-- PROBLEM --
Locate every line in the records below that holds the word "date" and return each one.

## start

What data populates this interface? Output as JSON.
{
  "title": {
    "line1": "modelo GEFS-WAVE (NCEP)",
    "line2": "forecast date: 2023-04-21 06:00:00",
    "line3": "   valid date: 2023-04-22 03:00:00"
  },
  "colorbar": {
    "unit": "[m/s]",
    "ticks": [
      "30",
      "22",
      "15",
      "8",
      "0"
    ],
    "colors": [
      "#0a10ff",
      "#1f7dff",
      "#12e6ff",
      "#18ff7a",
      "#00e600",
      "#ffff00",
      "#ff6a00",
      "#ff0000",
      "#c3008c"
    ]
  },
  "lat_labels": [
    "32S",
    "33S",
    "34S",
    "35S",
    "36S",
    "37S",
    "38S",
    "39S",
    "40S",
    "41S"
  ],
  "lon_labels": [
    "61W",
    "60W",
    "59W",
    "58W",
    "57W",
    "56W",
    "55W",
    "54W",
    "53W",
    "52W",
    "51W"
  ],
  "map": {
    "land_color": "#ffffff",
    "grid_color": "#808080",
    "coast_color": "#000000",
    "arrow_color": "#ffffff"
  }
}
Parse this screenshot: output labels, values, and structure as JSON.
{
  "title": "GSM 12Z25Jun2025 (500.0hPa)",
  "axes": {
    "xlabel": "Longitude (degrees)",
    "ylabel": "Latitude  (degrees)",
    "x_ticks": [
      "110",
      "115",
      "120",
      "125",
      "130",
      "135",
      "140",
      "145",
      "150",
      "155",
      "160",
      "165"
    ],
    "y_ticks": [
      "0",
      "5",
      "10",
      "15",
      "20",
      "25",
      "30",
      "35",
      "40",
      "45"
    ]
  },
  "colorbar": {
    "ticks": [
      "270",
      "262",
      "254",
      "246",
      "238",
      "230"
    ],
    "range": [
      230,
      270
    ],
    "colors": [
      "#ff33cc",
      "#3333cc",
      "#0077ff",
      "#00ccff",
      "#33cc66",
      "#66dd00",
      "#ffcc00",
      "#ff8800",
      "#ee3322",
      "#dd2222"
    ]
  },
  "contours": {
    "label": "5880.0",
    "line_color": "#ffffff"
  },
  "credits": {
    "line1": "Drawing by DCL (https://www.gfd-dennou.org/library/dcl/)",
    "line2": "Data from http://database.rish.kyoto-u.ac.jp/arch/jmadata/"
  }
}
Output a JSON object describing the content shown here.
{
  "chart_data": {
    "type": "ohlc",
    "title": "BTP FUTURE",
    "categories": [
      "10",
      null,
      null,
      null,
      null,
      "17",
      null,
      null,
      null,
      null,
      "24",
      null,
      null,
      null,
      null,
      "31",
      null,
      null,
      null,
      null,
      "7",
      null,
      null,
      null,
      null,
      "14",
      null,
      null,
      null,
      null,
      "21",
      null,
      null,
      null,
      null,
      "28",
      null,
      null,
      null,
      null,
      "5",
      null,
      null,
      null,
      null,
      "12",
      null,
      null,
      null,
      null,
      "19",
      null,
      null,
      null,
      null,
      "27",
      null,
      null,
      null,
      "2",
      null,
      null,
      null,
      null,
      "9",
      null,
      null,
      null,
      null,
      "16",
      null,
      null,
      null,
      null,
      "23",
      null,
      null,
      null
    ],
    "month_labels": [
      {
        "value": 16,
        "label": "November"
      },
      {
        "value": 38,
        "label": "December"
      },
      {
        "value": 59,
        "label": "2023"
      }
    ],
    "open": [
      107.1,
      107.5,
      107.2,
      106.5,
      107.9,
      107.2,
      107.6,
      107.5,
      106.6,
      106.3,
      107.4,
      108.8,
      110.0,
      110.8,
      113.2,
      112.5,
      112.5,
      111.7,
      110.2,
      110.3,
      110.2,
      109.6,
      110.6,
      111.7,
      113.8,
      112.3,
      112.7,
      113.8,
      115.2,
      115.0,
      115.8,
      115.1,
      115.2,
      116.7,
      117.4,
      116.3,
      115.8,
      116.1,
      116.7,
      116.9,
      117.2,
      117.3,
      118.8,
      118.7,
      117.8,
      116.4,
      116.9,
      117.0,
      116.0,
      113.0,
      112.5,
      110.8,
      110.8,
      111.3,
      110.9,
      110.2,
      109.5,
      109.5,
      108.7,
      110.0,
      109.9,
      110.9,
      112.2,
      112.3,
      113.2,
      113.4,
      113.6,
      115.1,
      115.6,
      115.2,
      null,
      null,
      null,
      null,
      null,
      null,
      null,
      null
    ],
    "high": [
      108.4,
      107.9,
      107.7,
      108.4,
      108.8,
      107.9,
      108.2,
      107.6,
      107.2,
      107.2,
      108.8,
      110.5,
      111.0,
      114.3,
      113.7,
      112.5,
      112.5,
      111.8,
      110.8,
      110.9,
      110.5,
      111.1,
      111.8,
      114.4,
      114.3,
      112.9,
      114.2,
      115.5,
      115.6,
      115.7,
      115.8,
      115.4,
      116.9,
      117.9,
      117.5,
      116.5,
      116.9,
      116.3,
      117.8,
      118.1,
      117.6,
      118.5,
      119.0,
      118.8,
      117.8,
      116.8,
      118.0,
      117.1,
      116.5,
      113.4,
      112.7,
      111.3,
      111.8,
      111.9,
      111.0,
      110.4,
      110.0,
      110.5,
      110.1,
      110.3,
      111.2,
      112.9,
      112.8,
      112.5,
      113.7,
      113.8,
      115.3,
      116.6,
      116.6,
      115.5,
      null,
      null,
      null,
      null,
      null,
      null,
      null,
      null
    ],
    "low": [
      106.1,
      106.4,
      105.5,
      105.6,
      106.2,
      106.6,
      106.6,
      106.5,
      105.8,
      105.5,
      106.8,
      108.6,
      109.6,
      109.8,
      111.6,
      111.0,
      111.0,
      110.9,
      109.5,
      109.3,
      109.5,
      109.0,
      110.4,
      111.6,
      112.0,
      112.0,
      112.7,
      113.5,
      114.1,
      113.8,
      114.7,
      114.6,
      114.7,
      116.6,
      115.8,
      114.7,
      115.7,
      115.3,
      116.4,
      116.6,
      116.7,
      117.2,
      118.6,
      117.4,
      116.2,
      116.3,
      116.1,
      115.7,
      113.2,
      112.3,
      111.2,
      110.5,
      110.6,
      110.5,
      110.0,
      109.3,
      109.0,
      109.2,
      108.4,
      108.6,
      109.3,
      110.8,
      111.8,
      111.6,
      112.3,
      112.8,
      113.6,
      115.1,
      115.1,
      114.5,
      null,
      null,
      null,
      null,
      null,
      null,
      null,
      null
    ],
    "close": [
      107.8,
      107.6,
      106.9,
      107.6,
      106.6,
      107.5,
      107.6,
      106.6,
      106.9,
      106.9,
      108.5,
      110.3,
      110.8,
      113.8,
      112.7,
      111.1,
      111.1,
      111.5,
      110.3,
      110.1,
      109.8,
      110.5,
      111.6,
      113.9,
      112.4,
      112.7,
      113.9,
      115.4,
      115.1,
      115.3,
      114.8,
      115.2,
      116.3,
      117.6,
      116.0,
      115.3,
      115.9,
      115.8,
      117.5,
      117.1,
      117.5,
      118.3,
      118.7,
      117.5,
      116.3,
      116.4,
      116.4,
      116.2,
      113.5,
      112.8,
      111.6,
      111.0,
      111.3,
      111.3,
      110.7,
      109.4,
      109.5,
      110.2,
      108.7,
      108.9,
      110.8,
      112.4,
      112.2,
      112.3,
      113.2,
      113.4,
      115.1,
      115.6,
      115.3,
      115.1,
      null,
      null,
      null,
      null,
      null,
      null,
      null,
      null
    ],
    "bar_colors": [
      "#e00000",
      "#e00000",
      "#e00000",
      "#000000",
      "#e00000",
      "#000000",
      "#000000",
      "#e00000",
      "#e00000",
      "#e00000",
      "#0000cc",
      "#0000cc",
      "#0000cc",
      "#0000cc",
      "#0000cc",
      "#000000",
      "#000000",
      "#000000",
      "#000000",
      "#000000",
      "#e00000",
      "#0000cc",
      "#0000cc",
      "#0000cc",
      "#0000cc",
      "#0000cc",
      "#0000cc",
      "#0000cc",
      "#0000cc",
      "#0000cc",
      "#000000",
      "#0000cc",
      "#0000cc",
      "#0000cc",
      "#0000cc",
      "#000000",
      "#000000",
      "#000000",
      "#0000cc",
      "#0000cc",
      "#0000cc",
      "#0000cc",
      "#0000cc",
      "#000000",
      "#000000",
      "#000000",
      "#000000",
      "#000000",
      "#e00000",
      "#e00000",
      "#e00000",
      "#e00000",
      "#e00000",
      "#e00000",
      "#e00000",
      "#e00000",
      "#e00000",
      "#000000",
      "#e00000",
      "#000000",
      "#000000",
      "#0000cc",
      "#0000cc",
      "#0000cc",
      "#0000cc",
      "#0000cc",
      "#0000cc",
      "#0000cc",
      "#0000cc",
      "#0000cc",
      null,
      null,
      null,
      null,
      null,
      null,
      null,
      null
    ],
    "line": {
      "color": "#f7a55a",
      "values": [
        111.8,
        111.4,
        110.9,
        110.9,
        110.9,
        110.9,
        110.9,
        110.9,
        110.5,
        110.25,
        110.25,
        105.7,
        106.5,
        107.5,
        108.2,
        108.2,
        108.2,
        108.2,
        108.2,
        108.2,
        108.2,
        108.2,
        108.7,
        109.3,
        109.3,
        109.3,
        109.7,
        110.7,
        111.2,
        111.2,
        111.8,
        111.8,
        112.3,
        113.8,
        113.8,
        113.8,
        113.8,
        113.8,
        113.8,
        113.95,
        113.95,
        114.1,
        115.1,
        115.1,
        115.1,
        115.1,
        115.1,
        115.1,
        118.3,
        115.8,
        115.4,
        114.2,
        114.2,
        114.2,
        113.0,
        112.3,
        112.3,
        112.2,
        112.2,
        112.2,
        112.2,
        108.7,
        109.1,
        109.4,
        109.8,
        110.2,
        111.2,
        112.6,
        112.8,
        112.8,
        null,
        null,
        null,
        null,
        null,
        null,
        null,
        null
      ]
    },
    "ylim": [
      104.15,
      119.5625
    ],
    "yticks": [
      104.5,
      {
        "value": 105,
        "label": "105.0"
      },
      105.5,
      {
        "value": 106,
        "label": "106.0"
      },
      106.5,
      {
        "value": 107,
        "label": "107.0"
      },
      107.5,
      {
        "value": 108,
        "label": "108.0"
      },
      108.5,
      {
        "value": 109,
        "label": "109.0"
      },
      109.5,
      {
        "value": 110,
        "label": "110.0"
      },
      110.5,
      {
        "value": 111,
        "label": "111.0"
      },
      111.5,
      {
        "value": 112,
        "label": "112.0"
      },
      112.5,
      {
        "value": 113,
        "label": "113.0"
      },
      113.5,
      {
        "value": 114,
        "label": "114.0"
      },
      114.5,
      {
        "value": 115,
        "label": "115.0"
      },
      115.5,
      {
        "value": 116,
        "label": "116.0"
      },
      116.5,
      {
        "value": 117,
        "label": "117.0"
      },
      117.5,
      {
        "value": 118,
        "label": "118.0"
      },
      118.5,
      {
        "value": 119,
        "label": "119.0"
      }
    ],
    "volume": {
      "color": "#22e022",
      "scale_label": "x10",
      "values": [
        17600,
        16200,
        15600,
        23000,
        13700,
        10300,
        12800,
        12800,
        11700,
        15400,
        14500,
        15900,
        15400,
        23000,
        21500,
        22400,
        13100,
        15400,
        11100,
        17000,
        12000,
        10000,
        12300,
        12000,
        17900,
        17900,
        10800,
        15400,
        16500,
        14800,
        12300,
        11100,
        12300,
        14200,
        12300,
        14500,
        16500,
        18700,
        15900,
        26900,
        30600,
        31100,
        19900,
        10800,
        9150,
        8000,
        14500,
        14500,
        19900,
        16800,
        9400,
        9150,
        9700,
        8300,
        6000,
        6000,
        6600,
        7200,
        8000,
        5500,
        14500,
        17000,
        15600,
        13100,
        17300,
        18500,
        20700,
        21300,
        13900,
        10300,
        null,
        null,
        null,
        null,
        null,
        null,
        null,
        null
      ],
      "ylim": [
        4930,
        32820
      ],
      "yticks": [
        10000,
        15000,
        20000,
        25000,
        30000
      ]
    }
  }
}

## end

-- COMPLETE OUTPUT --
    "line2": "forecast date: 2023-04-21 06:00:00",
    "line3": "   valid date: 2023-04-22 03:00:00"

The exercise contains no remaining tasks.